Given exercise:
Review the material line by line. Identify and copy every line that contains the string "OPTIONS".

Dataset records
Start
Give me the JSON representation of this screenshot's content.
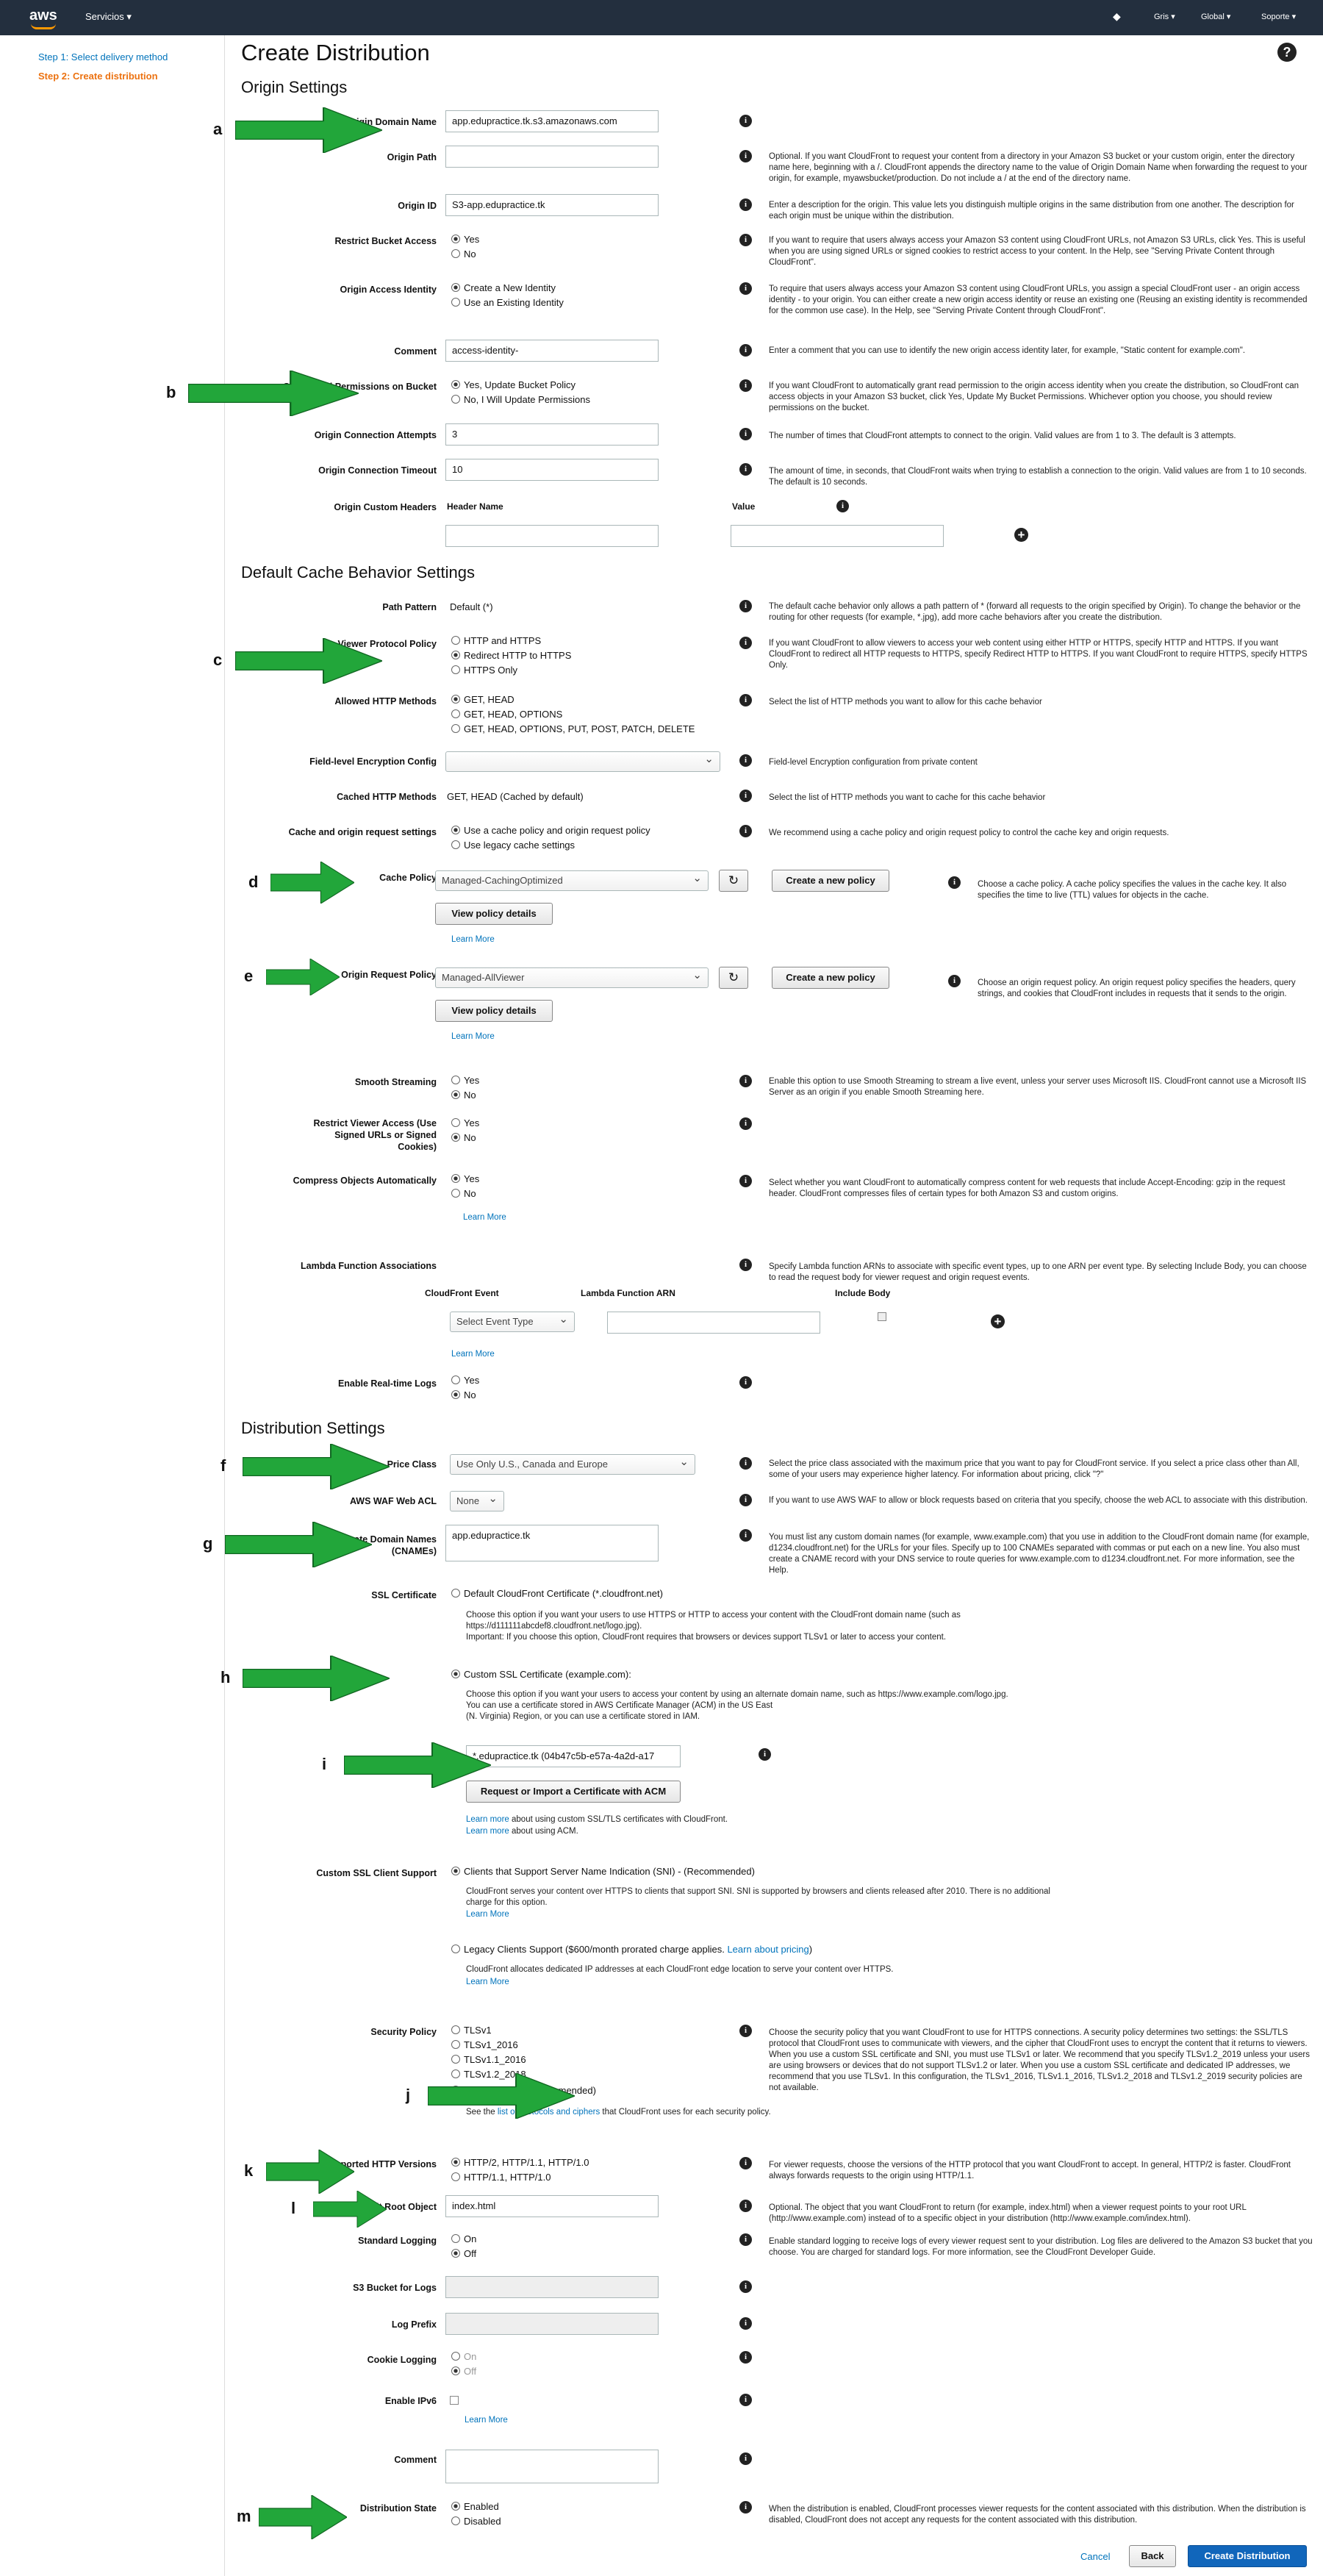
{
  "nav": {
    "logo": "aws",
    "services": "Servicios ▾",
    "user": "Gris ▾",
    "region": "Global ▾",
    "support": "Soporte ▾"
  },
  "side": {
    "step1": "Step 1: Select delivery method",
    "step2": "Step 2: Create distribution"
  },
  "title": "Create Distribution",
  "help_icon": "?",
  "sections": {
    "origin": "Origin Settings",
    "cache": "Default Cache Behavior Settings",
    "dist": "Distribution Settings"
  },
  "letters": [
    "a",
    "b",
    "c",
    "d",
    "e",
    "f",
    "g",
    "h",
    "i",
    "j",
    "k",
    "l",
    "m"
  ],
  "origin": {
    "domain_label": "Origin Domain Name",
    "domain_value": "app.edupractice.tk.s3.amazonaws.com",
    "path_label": "Origin Path",
    "path_desc": "Optional. If you want CloudFront to request your content from a directory in your Amazon S3 bucket or your custom origin, enter the directory name here, beginning with a /. CloudFront appends the directory name to the value of Origin Domain Name when forwarding the request to your origin, for example, myawsbucket/production. Do not include a / at the end of the directory name.",
    "id_label": "Origin ID",
    "id_value": "S3-app.edupractice.tk",
    "id_desc": "Enter a description for the origin. This value lets you distinguish multiple origins in the same distribution from one another. The description for each origin must be unique within the distribution.",
    "restrict_label": "Restrict Bucket Access",
    "yes": "Yes",
    "no": "No",
    "restrict_desc": "If you want to require that users always access your Amazon S3 content using CloudFront URLs, not Amazon S3 URLs, click Yes. This is useful when you are using signed URLs or signed cookies to restrict access to your content. In the Help, see \"Serving Private Content through CloudFront\".",
    "oai_label": "Origin Access Identity",
    "oai_new": "Create a New Identity",
    "oai_existing": "Use an Existing Identity",
    "oai_desc": "To require that users always access your Amazon S3 content using CloudFront URLs, you assign a special CloudFront user - an origin access identity - to your origin. You can either create a new origin access identity or reuse an existing one (Reusing an existing identity is recommended for the common use case). In the Help, see \"Serving Private Content through CloudFront\".",
    "comment_label": "Comment",
    "comment_value": "access-identity-",
    "comment_desc": "Enter a comment that you can use to identify the new origin access identity later, for example, \"Static content for example.com\".",
    "grant_label": "Grant Read Permissions on Bucket",
    "grant_yes": "Yes, Update Bucket Policy",
    "grant_no": "No, I Will Update Permissions",
    "grant_desc": "If you want CloudFront to automatically grant read permission to the origin access identity when you create the distribution, so CloudFront can access objects in your Amazon S3 bucket, click Yes, Update My Bucket Permissions. Whichever option you choose, you should review permissions on the bucket.",
    "attempts_label": "Origin Connection Attempts",
    "attempts_value": "3",
    "attempts_desc": "The number of times that CloudFront attempts to connect to the origin. Valid values are from 1 to 3. The default is 3 attempts.",
    "timeout_label": "Origin Connection Timeout",
    "timeout_value": "10",
    "timeout_desc": "The amount of time, in seconds, that CloudFront waits when trying to establish a connection to the origin. Valid values are from 1 to 10 seconds. The default is 10 seconds.",
    "headers_label": "Origin Custom Headers",
    "header_name": "Header Name",
    "value": "Value"
  },
  "cache": {
    "pattern_label": "Path Pattern",
    "pattern_value": "Default (*)",
    "pattern_desc": "The default cache behavior only allows a path pattern of * (forward all requests to the origin specified by Origin). To change the behavior or the routing for other requests (for example, *.jpg), add more cache behaviors after you create the distribution.",
    "vpp_label": "Viewer Protocol Policy",
    "vpp": [
      "HTTP and HTTPS",
      "Redirect HTTP to HTTPS",
      "HTTPS Only"
    ],
    "vpp_desc": "If you want CloudFront to allow viewers to access your web content using either HTTP or HTTPS, specify HTTP and HTTPS. If you want CloudFront to redirect all HTTP requests to HTTPS, specify Redirect HTTP to HTTPS. If you want CloudFront to require HTTPS, specify HTTPS Only.",
    "methods_label": "Allowed HTTP Methods",
    "methods": [
      "GET, HEAD",
      "GET, HEAD, OPTIONS",
      "GET, HEAD, OPTIONS, PUT, POST, PATCH, DELETE"
    ],
    "methods_desc": "Select the list of HTTP methods you want to allow for this cache behavior",
    "fle_label": "Field-level Encryption Config",
    "fle_desc": "Field-level Encryption configuration from private content",
    "cached_label": "Cached HTTP Methods",
    "cached_value": "GET, HEAD (Cached by default)",
    "cached_desc": "Select the list of HTTP methods you want to cache for this cache behavior",
    "corp_label": "Cache and origin request settings",
    "corp_policy": "Use a cache policy and origin request policy",
    "corp_legacy": "Use legacy cache settings",
    "corp_desc": "We recommend using a cache policy and origin request policy to control the cache key and origin requests.",
    "cp_label": "Cache Policy",
    "cp_value": "Managed-CachingOptimized",
    "create_policy": "Create a new policy",
    "view_policy": "View policy details",
    "learn_more": "Learn More",
    "cp_desc": "Choose a cache policy. A cache policy specifies the values in the cache key. It also specifies the time to live (TTL) values for objects in the cache.",
    "orp_label": "Origin Request Policy",
    "orp_value": "Managed-AllViewer",
    "orp_desc": "Choose an origin request policy. An origin request policy specifies the headers, query strings, and cookies that CloudFront includes in requests that it sends to the origin.",
    "smooth_label": "Smooth Streaming",
    "smooth_desc": "Enable this option to use Smooth Streaming to stream a live event, unless your server uses Microsoft IIS. CloudFront cannot use a Microsoft IIS Server as an origin if you enable Smooth Streaming here.",
    "restrict_label": "Restrict Viewer Access (Use Signed URLs or Signed Cookies)",
    "compress_label": "Compress Objects Automatically",
    "compress_desc": "Select whether you want CloudFront to automatically compress content for web requests that include Accept-Encoding: gzip in the request header. CloudFront compresses files of certain types for both Amazon S3 and custom origins.",
    "lambda_label": "Lambda Function Associations",
    "lambda_desc": "Specify Lambda function ARNs to associate with specific event types, up to one ARN per event type. By selecting Include Body, you can choose to read the request body for viewer request and origin request events.",
    "cf_event": "CloudFront Event",
    "lambda_arn": "Lambda Function ARN",
    "include_body": "Include Body",
    "select_event": "Select Event Type",
    "rtl_label": "Enable Real-time Logs"
  },
  "dist": {
    "price_label": "Price Class",
    "price_value": "Use Only U.S., Canada and Europe",
    "price_desc": "Select the price class associated with the maximum price that you want to pay for CloudFront service. If you select a price class other than All, some of your users may experience higher latency. For information about pricing, click \"?\"",
    "waf_label": "AWS WAF Web ACL",
    "waf_value": "None",
    "waf_desc": "If you want to use AWS WAF to allow or block requests based on criteria that you specify, choose the web ACL to associate with this distribution.",
    "cname_label": "Alternate Domain Names (CNAMEs)",
    "cname_value": "app.edupractice.tk",
    "cname_desc": "You must list any custom domain names (for example, www.example.com) that you use in addition to the CloudFront domain name (for example, d1234.cloudfront.net) for the URLs for your files. Specify up to 100 CNAMEs separated with commas or put each on a new line. You also must create a CNAME record with your DNS service to route queries for www.example.com to d1234.cloudfront.net. For more information, see the Help.",
    "ssl_label": "SSL Certificate",
    "ssl_default": "Default CloudFront Certificate (*.cloudfront.net)",
    "ssl_default_note": "Choose this option if you want your users to use HTTPS or HTTP to access your content with the CloudFront domain name (such as https://d111111abcdef8.cloudfront.net/logo.jpg).\nImportant: If you choose this option, CloudFront requires that browsers or devices support TLSv1 or later to access your content.",
    "ssl_custom": "Custom SSL Certificate (example.com):",
    "ssl_custom_note": "Choose this option if you want your users to access your content by using an alternate domain name, such as https://www.example.com/logo.jpg.\nYou can use a certificate stored in AWS Certificate Manager (ACM) in the US East\n(N. Virginia) Region, or you can use a certificate stored in IAM.",
    "cert_value": "*.edupractice.tk (04b47c5b-e57a-4a2d-a17",
    "acm_button": "Request or Import a Certificate with ACM",
    "learn_custom": "Learn more",
    "learn_custom_tail": " about using custom SSL/TLS certificates with CloudFront.",
    "learn_acm": "Learn more",
    "learn_acm_tail": " about using ACM.",
    "client_label": "Custom SSL Client Support",
    "sni": "Clients that Support Server Name Indication (SNI) - (Recommended)",
    "sni_note": "CloudFront serves your content over HTTPS to clients that support SNI. SNI is supported by browsers and clients released after 2010. There is no additional charge for this option.",
    "legacy": "Legacy Clients Support ($600/month prorated charge applies. ",
    "legacy_link": "Learn about pricing",
    ")": ")",
    "legacy_note": "CloudFront allocates dedicated IP addresses at each CloudFront edge location to serve your content over HTTPS.",
    "secpol_label": "Security Policy",
    "secpol": [
      "TLSv1",
      "TLSv1_2016",
      "TLSv1.1_2016",
      "TLSv1.2_2018",
      "TLSv1.2_2019 (recommended)"
    ],
    "secpol_see": "See the ",
    "secpol_link": "list of protocols and ciphers",
    "secpol_tail": " that CloudFront uses for each security policy.",
    "secpol_desc": "Choose the security policy that you want CloudFront to use for HTTPS connections. A security policy determines two settings: the SSL/TLS protocol that CloudFront uses to communicate with viewers, and the cipher that CloudFront uses to encrypt the content that it returns to viewers. When you use a custom SSL certificate and SNI, you must use TLSv1 or later. We recommend that you specify TLSv1.2_2019 unless your users are using browsers or devices that do not support TLSv1.2 or later. When you use a custom SSL certificate and dedicated IP addresses, we recommend that you use TLSv1. In this configuration, the TLSv1_2016, TLSv1.1_2016, TLSv1.2_2018 and TLSv1.2_2019 security policies are not available.",
    "http_label": "Supported HTTP Versions",
    "http": [
      "HTTP/2, HTTP/1.1, HTTP/1.0",
      "HTTP/1.1, HTTP/1.0"
    ],
    "http_desc": "For viewer requests, choose the versions of the HTTP protocol that you want CloudFront to accept. In general, HTTP/2 is faster. CloudFront always forwards requests to the origin using HTTP/1.1.",
    "root_label": "Default Root Object",
    "root_value": "index.html",
    "root_desc": "Optional. The object that you want CloudFront to return (for example, index.html) when a viewer request points to your root URL (http://www.example.com) instead of to a specific object in your distribution (http://www.example.com/index.html).",
    "logging_label": "Standard Logging",
    "on": "On",
    "off": "Off",
    "logging_desc": "Enable standard logging to receive logs of every viewer request sent to your distribution. Log files are delivered to the Amazon S3 bucket that you choose. You are charged for standard logs. For more information, see the CloudFront Developer Guide.",
    "bucket_label": "S3 Bucket for Logs",
    "prefix_label": "Log Prefix",
    "cookie_label": "Cookie Logging",
    "ipv6_label": "Enable IPv6",
    "learn_more": "Learn More",
    "comment_label": "Comment",
    "state_label": "Distribution State",
    "enabled": "Enabled",
    "disabled": "Disabled",
    "state_desc": "When the distribution is enabled, CloudFront processes viewer requests for the content associated with this distribution. When the distribution is disabled, CloudFront does not accept any requests for the content associated with this distribution."
  },
  "footer": {
    "cancel": "Cancel",
    "back": "Back",
    "create": "Create Distribution"
  },
  "colors": {
    "nav": "#232f3e",
    "link": "#0073bb",
    "step_active": "#ec7211",
    "arrow": "#22a63a",
    "primary": "#1166bb"
  }
}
End
Output of the exercise:
      "GET, HEAD, OPTIONS",
      "GET, HEAD, OPTIONS, PUT, POST, PATCH, DELETE"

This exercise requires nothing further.